### PROBLEM TO WORK ON
Output each entry that follows exactly. Images stay out.

### STORED RECORDS

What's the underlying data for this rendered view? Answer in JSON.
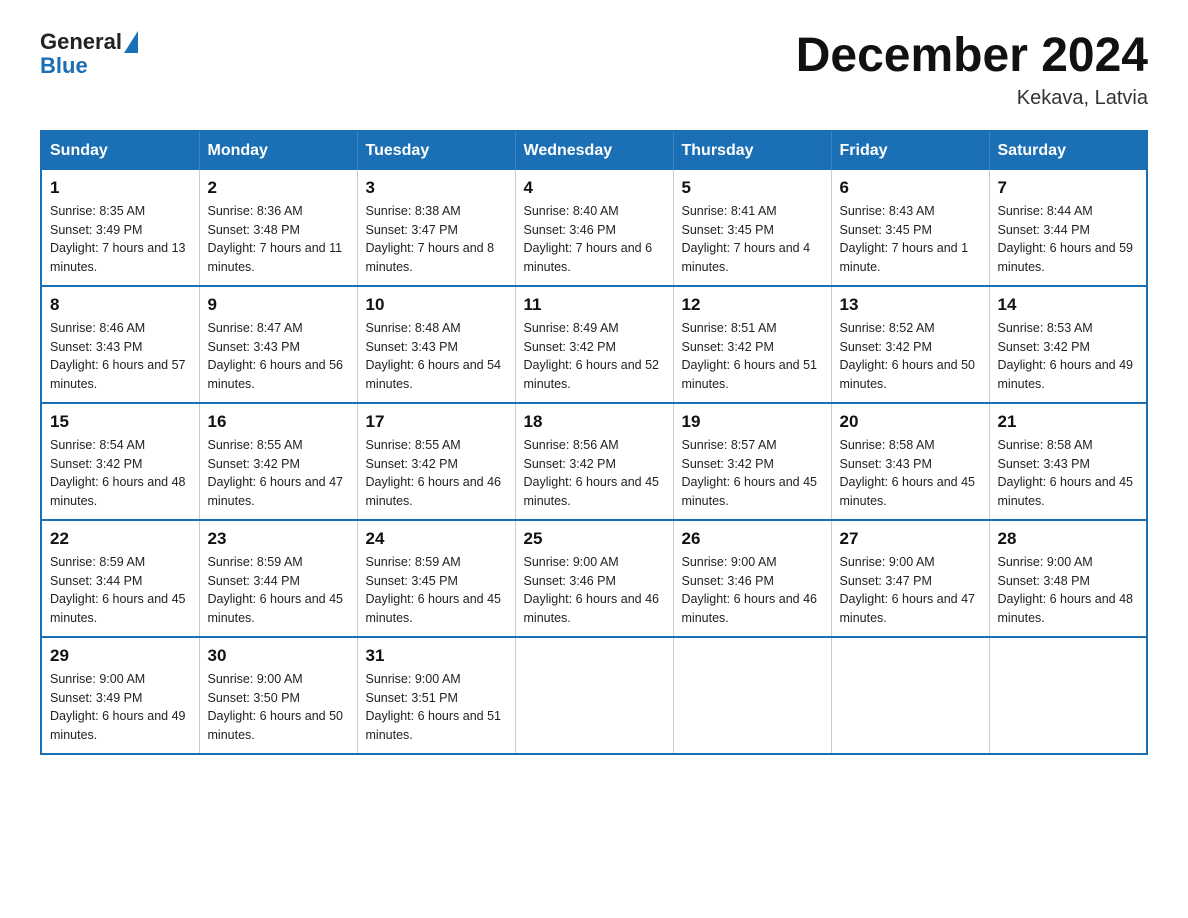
{
  "header": {
    "logo_general": "General",
    "logo_blue": "Blue",
    "month_title": "December 2024",
    "location": "Kekava, Latvia"
  },
  "weekdays": [
    "Sunday",
    "Monday",
    "Tuesday",
    "Wednesday",
    "Thursday",
    "Friday",
    "Saturday"
  ],
  "weeks": [
    [
      {
        "day": "1",
        "sunrise": "8:35 AM",
        "sunset": "3:49 PM",
        "daylight": "7 hours and 13 minutes."
      },
      {
        "day": "2",
        "sunrise": "8:36 AM",
        "sunset": "3:48 PM",
        "daylight": "7 hours and 11 minutes."
      },
      {
        "day": "3",
        "sunrise": "8:38 AM",
        "sunset": "3:47 PM",
        "daylight": "7 hours and 8 minutes."
      },
      {
        "day": "4",
        "sunrise": "8:40 AM",
        "sunset": "3:46 PM",
        "daylight": "7 hours and 6 minutes."
      },
      {
        "day": "5",
        "sunrise": "8:41 AM",
        "sunset": "3:45 PM",
        "daylight": "7 hours and 4 minutes."
      },
      {
        "day": "6",
        "sunrise": "8:43 AM",
        "sunset": "3:45 PM",
        "daylight": "7 hours and 1 minute."
      },
      {
        "day": "7",
        "sunrise": "8:44 AM",
        "sunset": "3:44 PM",
        "daylight": "6 hours and 59 minutes."
      }
    ],
    [
      {
        "day": "8",
        "sunrise": "8:46 AM",
        "sunset": "3:43 PM",
        "daylight": "6 hours and 57 minutes."
      },
      {
        "day": "9",
        "sunrise": "8:47 AM",
        "sunset": "3:43 PM",
        "daylight": "6 hours and 56 minutes."
      },
      {
        "day": "10",
        "sunrise": "8:48 AM",
        "sunset": "3:43 PM",
        "daylight": "6 hours and 54 minutes."
      },
      {
        "day": "11",
        "sunrise": "8:49 AM",
        "sunset": "3:42 PM",
        "daylight": "6 hours and 52 minutes."
      },
      {
        "day": "12",
        "sunrise": "8:51 AM",
        "sunset": "3:42 PM",
        "daylight": "6 hours and 51 minutes."
      },
      {
        "day": "13",
        "sunrise": "8:52 AM",
        "sunset": "3:42 PM",
        "daylight": "6 hours and 50 minutes."
      },
      {
        "day": "14",
        "sunrise": "8:53 AM",
        "sunset": "3:42 PM",
        "daylight": "6 hours and 49 minutes."
      }
    ],
    [
      {
        "day": "15",
        "sunrise": "8:54 AM",
        "sunset": "3:42 PM",
        "daylight": "6 hours and 48 minutes."
      },
      {
        "day": "16",
        "sunrise": "8:55 AM",
        "sunset": "3:42 PM",
        "daylight": "6 hours and 47 minutes."
      },
      {
        "day": "17",
        "sunrise": "8:55 AM",
        "sunset": "3:42 PM",
        "daylight": "6 hours and 46 minutes."
      },
      {
        "day": "18",
        "sunrise": "8:56 AM",
        "sunset": "3:42 PM",
        "daylight": "6 hours and 45 minutes."
      },
      {
        "day": "19",
        "sunrise": "8:57 AM",
        "sunset": "3:42 PM",
        "daylight": "6 hours and 45 minutes."
      },
      {
        "day": "20",
        "sunrise": "8:58 AM",
        "sunset": "3:43 PM",
        "daylight": "6 hours and 45 minutes."
      },
      {
        "day": "21",
        "sunrise": "8:58 AM",
        "sunset": "3:43 PM",
        "daylight": "6 hours and 45 minutes."
      }
    ],
    [
      {
        "day": "22",
        "sunrise": "8:59 AM",
        "sunset": "3:44 PM",
        "daylight": "6 hours and 45 minutes."
      },
      {
        "day": "23",
        "sunrise": "8:59 AM",
        "sunset": "3:44 PM",
        "daylight": "6 hours and 45 minutes."
      },
      {
        "day": "24",
        "sunrise": "8:59 AM",
        "sunset": "3:45 PM",
        "daylight": "6 hours and 45 minutes."
      },
      {
        "day": "25",
        "sunrise": "9:00 AM",
        "sunset": "3:46 PM",
        "daylight": "6 hours and 46 minutes."
      },
      {
        "day": "26",
        "sunrise": "9:00 AM",
        "sunset": "3:46 PM",
        "daylight": "6 hours and 46 minutes."
      },
      {
        "day": "27",
        "sunrise": "9:00 AM",
        "sunset": "3:47 PM",
        "daylight": "6 hours and 47 minutes."
      },
      {
        "day": "28",
        "sunrise": "9:00 AM",
        "sunset": "3:48 PM",
        "daylight": "6 hours and 48 minutes."
      }
    ],
    [
      {
        "day": "29",
        "sunrise": "9:00 AM",
        "sunset": "3:49 PM",
        "daylight": "6 hours and 49 minutes."
      },
      {
        "day": "30",
        "sunrise": "9:00 AM",
        "sunset": "3:50 PM",
        "daylight": "6 hours and 50 minutes."
      },
      {
        "day": "31",
        "sunrise": "9:00 AM",
        "sunset": "3:51 PM",
        "daylight": "6 hours and 51 minutes."
      },
      null,
      null,
      null,
      null
    ]
  ]
}
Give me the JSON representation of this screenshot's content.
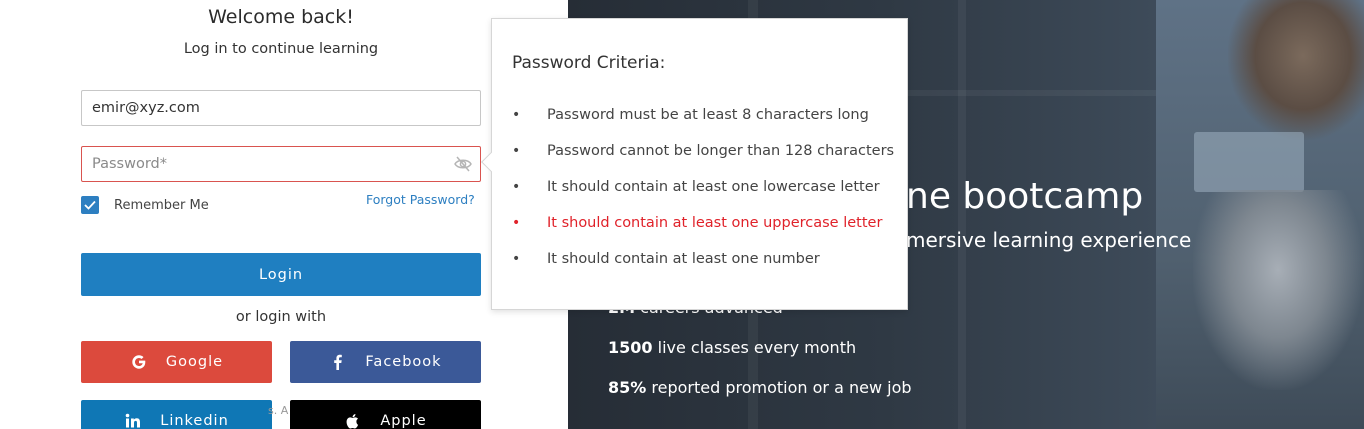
{
  "login": {
    "title": "Welcome back!",
    "subtitle": "Log in to continue learning",
    "email_value": "emir@xyz.com",
    "password_placeholder": "Password*",
    "remember_label": "Remember Me",
    "forgot_label": "Forgot Password?",
    "login_label": "Login",
    "or_label": "or login with",
    "social": {
      "google": "Google",
      "facebook": "Facebook",
      "linkedin": "Linkedin",
      "apple": "Apple"
    },
    "behind_text": "s. A"
  },
  "hero": {
    "heading": "ne bootcamp",
    "subheading": "mersive learning experience",
    "stats": [
      {
        "value": "2M",
        "text": " careers advanced"
      },
      {
        "value": "1500",
        "text": " live classes every month"
      },
      {
        "value": "85%",
        "text": " reported promotion or a new job"
      }
    ]
  },
  "password_criteria": {
    "title": "Password Criteria:",
    "items": [
      {
        "text": "Password must be at least 8 characters long",
        "status": "ok"
      },
      {
        "text": "Password cannot be longer than 128 characters",
        "status": "ok"
      },
      {
        "text": "It should contain at least one lowercase letter",
        "status": "ok"
      },
      {
        "text": "It should contain at least one uppercase letter",
        "status": "fail"
      },
      {
        "text": "It should contain at least one number",
        "status": "ok"
      }
    ]
  },
  "colors": {
    "primary": "#1f7fc1",
    "error": "#e0222a",
    "google": "#dc4a3d",
    "facebook": "#3b5998",
    "linkedin": "#0f77b5",
    "apple": "#000000"
  },
  "icons": {
    "password_toggle": "eye-off-icon",
    "checkbox": "checkmark-icon",
    "google": "google-icon",
    "facebook": "facebook-icon",
    "linkedin": "linkedin-icon",
    "apple": "apple-icon"
  }
}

### THE RESPONSE
What's the underlying data for this rendered view? Answer in JSON.
{
  "header": {
    "logo_general": "General",
    "logo_blue": "Blue",
    "month_title": "December 2024",
    "location": "Kekava, Latvia"
  },
  "weekdays": [
    "Sunday",
    "Monday",
    "Tuesday",
    "Wednesday",
    "Thursday",
    "Friday",
    "Saturday"
  ],
  "weeks": [
    [
      {
        "day": "1",
        "sunrise": "8:35 AM",
        "sunset": "3:49 PM",
        "daylight": "7 hours and 13 minutes."
      },
      {
        "day": "2",
        "sunrise": "8:36 AM",
        "sunset": "3:48 PM",
        "daylight": "7 hours and 11 minutes."
      },
      {
        "day": "3",
        "sunrise": "8:38 AM",
        "sunset": "3:47 PM",
        "daylight": "7 hours and 8 minutes."
      },
      {
        "day": "4",
        "sunrise": "8:40 AM",
        "sunset": "3:46 PM",
        "daylight": "7 hours and 6 minutes."
      },
      {
        "day": "5",
        "sunrise": "8:41 AM",
        "sunset": "3:45 PM",
        "daylight": "7 hours and 4 minutes."
      },
      {
        "day": "6",
        "sunrise": "8:43 AM",
        "sunset": "3:45 PM",
        "daylight": "7 hours and 1 minute."
      },
      {
        "day": "7",
        "sunrise": "8:44 AM",
        "sunset": "3:44 PM",
        "daylight": "6 hours and 59 minutes."
      }
    ],
    [
      {
        "day": "8",
        "sunrise": "8:46 AM",
        "sunset": "3:43 PM",
        "daylight": "6 hours and 57 minutes."
      },
      {
        "day": "9",
        "sunrise": "8:47 AM",
        "sunset": "3:43 PM",
        "daylight": "6 hours and 56 minutes."
      },
      {
        "day": "10",
        "sunrise": "8:48 AM",
        "sunset": "3:43 PM",
        "daylight": "6 hours and 54 minutes."
      },
      {
        "day": "11",
        "sunrise": "8:49 AM",
        "sunset": "3:42 PM",
        "daylight": "6 hours and 52 minutes."
      },
      {
        "day": "12",
        "sunrise": "8:51 AM",
        "sunset": "3:42 PM",
        "daylight": "6 hours and 51 minutes."
      },
      {
        "day": "13",
        "sunrise": "8:52 AM",
        "sunset": "3:42 PM",
        "daylight": "6 hours and 50 minutes."
      },
      {
        "day": "14",
        "sunrise": "8:53 AM",
        "sunset": "3:42 PM",
        "daylight": "6 hours and 49 minutes."
      }
    ],
    [
      {
        "day": "15",
        "sunrise": "8:54 AM",
        "sunset": "3:42 PM",
        "daylight": "6 hours and 48 minutes."
      },
      {
        "day": "16",
        "sunrise": "8:55 AM",
        "sunset": "3:42 PM",
        "daylight": "6 hours and 47 minutes."
      },
      {
        "day": "17",
        "sunrise": "8:55 AM",
        "sunset": "3:42 PM",
        "daylight": "6 hours and 46 minutes."
      },
      {
        "day": "18",
        "sunrise": "8:56 AM",
        "sunset": "3:42 PM",
        "daylight": "6 hours and 45 minutes."
      },
      {
        "day": "19",
        "sunrise": "8:57 AM",
        "sunset": "3:42 PM",
        "daylight": "6 hours and 45 minutes."
      },
      {
        "day": "20",
        "sunrise": "8:58 AM",
        "sunset": "3:43 PM",
        "daylight": "6 hours and 45 minutes."
      },
      {
        "day": "21",
        "sunrise": "8:58 AM",
        "sunset": "3:43 PM",
        "daylight": "6 hours and 45 minutes."
      }
    ],
    [
      {
        "day": "22",
        "sunrise": "8:59 AM",
        "sunset": "3:44 PM",
        "daylight": "6 hours and 45 minutes."
      },
      {
        "day": "23",
        "sunrise": "8:59 AM",
        "sunset": "3:44 PM",
        "daylight": "6 hours and 45 minutes."
      },
      {
        "day": "24",
        "sunrise": "8:59 AM",
        "sunset": "3:45 PM",
        "daylight": "6 hours and 45 minutes."
      },
      {
        "day": "25",
        "sunrise": "9:00 AM",
        "sunset": "3:46 PM",
        "daylight": "6 hours and 46 minutes."
      },
      {
        "day": "26",
        "sunrise": "9:00 AM",
        "sunset": "3:46 PM",
        "daylight": "6 hours and 46 minutes."
      },
      {
        "day": "27",
        "sunrise": "9:00 AM",
        "sunset": "3:47 PM",
        "daylight": "6 hours and 47 minutes."
      },
      {
        "day": "28",
        "sunrise": "9:00 AM",
        "sunset": "3:48 PM",
        "daylight": "6 hours and 48 minutes."
      }
    ],
    [
      {
        "day": "29",
        "sunrise": "9:00 AM",
        "sunset": "3:49 PM",
        "daylight": "6 hours and 49 minutes."
      },
      {
        "day": "30",
        "sunrise": "9:00 AM",
        "sunset": "3:50 PM",
        "daylight": "6 hours and 50 minutes."
      },
      {
        "day": "31",
        "sunrise": "9:00 AM",
        "sunset": "3:51 PM",
        "daylight": "6 hours and 51 minutes."
      },
      null,
      null,
      null,
      null
    ]
  ]
}
Give me the JSON representation of this screenshot's content.
{
  "login": {
    "title": "Welcome back!",
    "subtitle": "Log in to continue learning",
    "email_value": "emir@xyz.com",
    "password_placeholder": "Password*",
    "remember_label": "Remember Me",
    "forgot_label": "Forgot Password?",
    "login_label": "Login",
    "or_label": "or login with",
    "social": {
      "google": "Google",
      "facebook": "Facebook",
      "linkedin": "Linkedin",
      "apple": "Apple"
    },
    "behind_text": "s. A"
  },
  "hero": {
    "heading": "ne bootcamp",
    "subheading": "mersive learning experience",
    "stats": [
      {
        "value": "2M",
        "text": " careers advanced"
      },
      {
        "value": "1500",
        "text": " live classes every month"
      },
      {
        "value": "85%",
        "text": " reported promotion or a new job"
      }
    ]
  },
  "password_criteria": {
    "title": "Password Criteria:",
    "items": [
      {
        "text": "Password must be at least 8 characters long",
        "status": "ok"
      },
      {
        "text": "Password cannot be longer than 128 characters",
        "status": "ok"
      },
      {
        "text": "It should contain at least one lowercase letter",
        "status": "ok"
      },
      {
        "text": "It should contain at least one uppercase letter",
        "status": "fail"
      },
      {
        "text": "It should contain at least one number",
        "status": "ok"
      }
    ]
  },
  "colors": {
    "primary": "#1f7fc1",
    "error": "#e0222a",
    "google": "#dc4a3d",
    "facebook": "#3b5998",
    "linkedin": "#0f77b5",
    "apple": "#000000"
  },
  "icons": {
    "password_toggle": "eye-off-icon",
    "checkbox": "checkmark-icon",
    "google": "google-icon",
    "facebook": "facebook-icon",
    "linkedin": "linkedin-icon",
    "apple": "apple-icon"
  }
}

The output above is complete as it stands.